## Material for the task:
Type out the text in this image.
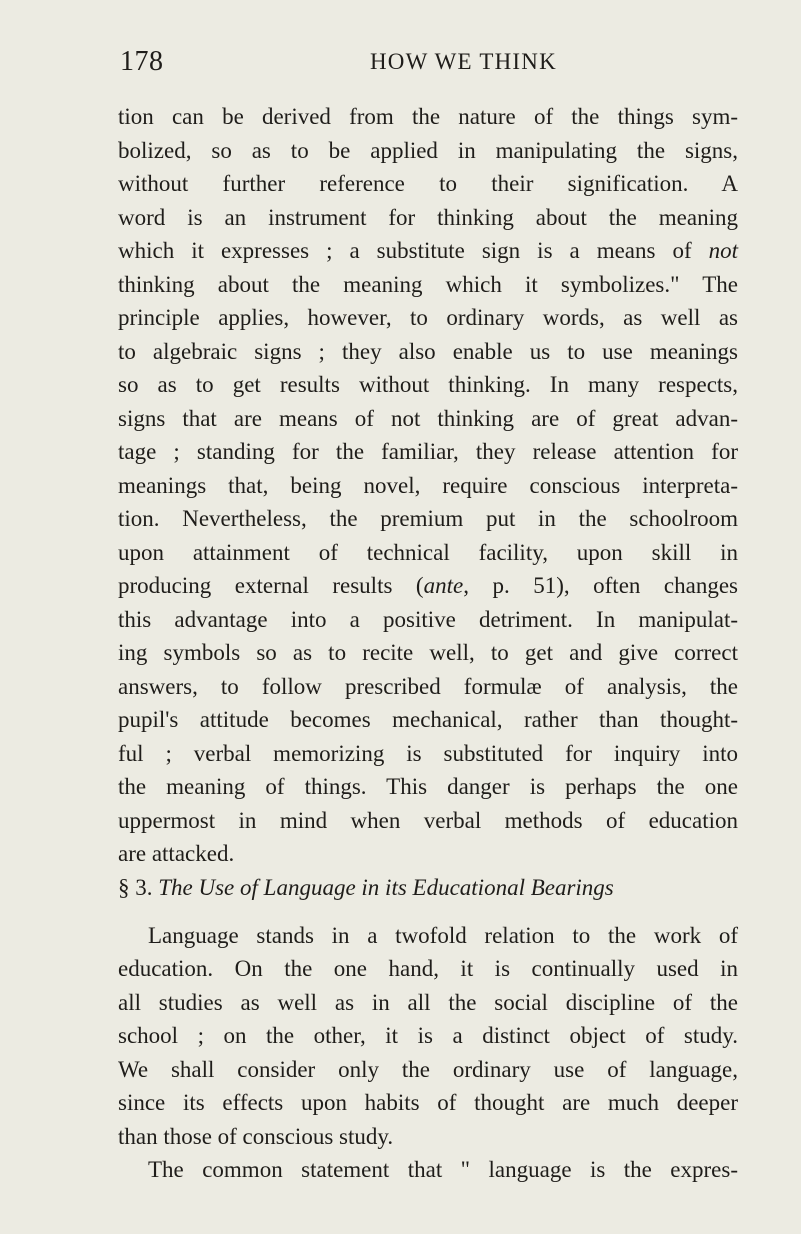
178	HOW WE THINK
tion can be derived from the nature of the things sym-
bolized, so as to be applied in manipulating the signs,
without further reference to their signification. A
word is an instrument for thinking about the meaning
which it expresses ; a substitute sign is a means of not
thinking about the meaning which it symbolizes." The
principle applies, however, to ordinary words, as well as
to algebraic signs ; they also enable us to use meanings
so as to get results without thinking. In many respects,
signs that are means of not thinking are of great advan-
tage ; standing for the familiar, they release attention for
meanings that, being novel, require conscious interpreta-
tion. Nevertheless, the premium put in the schoolroom
upon attainment of technical facility, upon skill in
producing external results (ante, p. 51), often changes
this advantage into a positive detriment. In manipulat-
ing symbols so as to recite well, to get and give correct
answers, to follow prescribed formulæ of analysis, the
pupil's attitude becomes mechanical, rather than thought-
ful ; verbal memorizing is substituted for inquiry into
the meaning of things. This danger is perhaps the one
uppermost in mind when verbal methods of education
are attacked.
§ 3. The Use of Language in its Educational Bearings
Language stands in a twofold relation to the work of
education. On the one hand, it is continually used in
all studies as well as in all the social discipline of the
school ; on the other, it is a distinct object of study.
We shall consider only the ordinary use of language,
since its effects upon habits of thought are much deeper
than those of conscious study.
The common statement that " language is the expres-
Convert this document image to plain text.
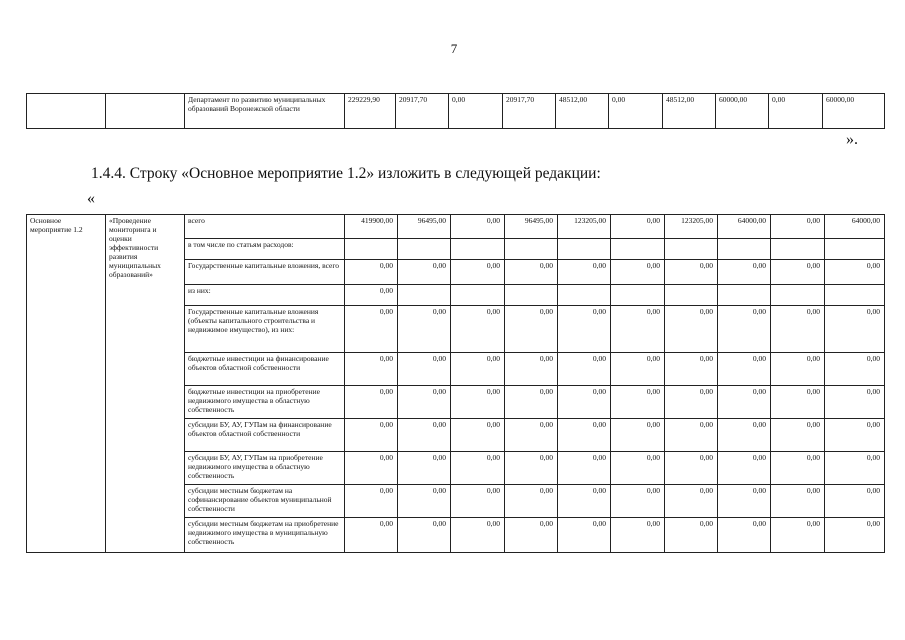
7
		Департамент по развитию муниципальных образований Воронежской области	229229,90	20917,70	0,00	20917,70	48512,00	0,00	48512,00	60000,00	0,00	60000,00
».
1.4.4. Строку «Основное мероприятие 1.2» изложить в следующей редакции:
«
Основное мероприятие 1.2	«Проведение мониторинга и оценки эффективности развития муниципальных образований»	всего	419900,00	96495,00	0,00	96495,00	123205,00	0,00	123205,00	64000,00	0,00	64000,00
		в том числе по статьям расходов:										
		Государственные капитальные вложения, всего	0,00	0,00	0,00	0,00	0,00	0,00	0,00	0,00	0,00	0,00
		из них:	0,00									
		Государственные капитальные вложения (объекты капитального строительства и недвижимое имущество), из них:	0,00	0,00	0,00	0,00	0,00	0,00	0,00	0,00	0,00	0,00
		бюджетные инвестиции на финансирование объектов областной собственности	0,00	0,00	0,00	0,00	0,00	0,00	0,00	0,00	0,00	0,00
		бюджетные инвестиции на приобретение недвижимого имущества в областную собственность	0,00	0,00	0,00	0,00	0,00	0,00	0,00	0,00	0,00	0,00
		субсидии БУ, АУ, ГУПам на финансирование объектов областной собственности	0,00	0,00	0,00	0,00	0,00	0,00	0,00	0,00	0,00	0,00
		субсидии БУ, АУ, ГУПам на приобретение недвижимого имущества в областную собственность	0,00	0,00	0,00	0,00	0,00	0,00	0,00	0,00	0,00	0,00
		субсидии местным бюджетам на софинансирование объектов муниципальной собственности	0,00	0,00	0,00	0,00	0,00	0,00	0,00	0,00	0,00	0,00
		субсидии местным бюджетам на приобретение недвижимого имущества в муниципальную собственность	0,00	0,00	0,00	0,00	0,00	0,00	0,00	0,00	0,00	0,00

## Aim:
Copy every line of the listing that contains the word "ordinary".

## Result of the task:
principle applies, however, to ordinary words, as well as
We shall consider only the ordinary use of language,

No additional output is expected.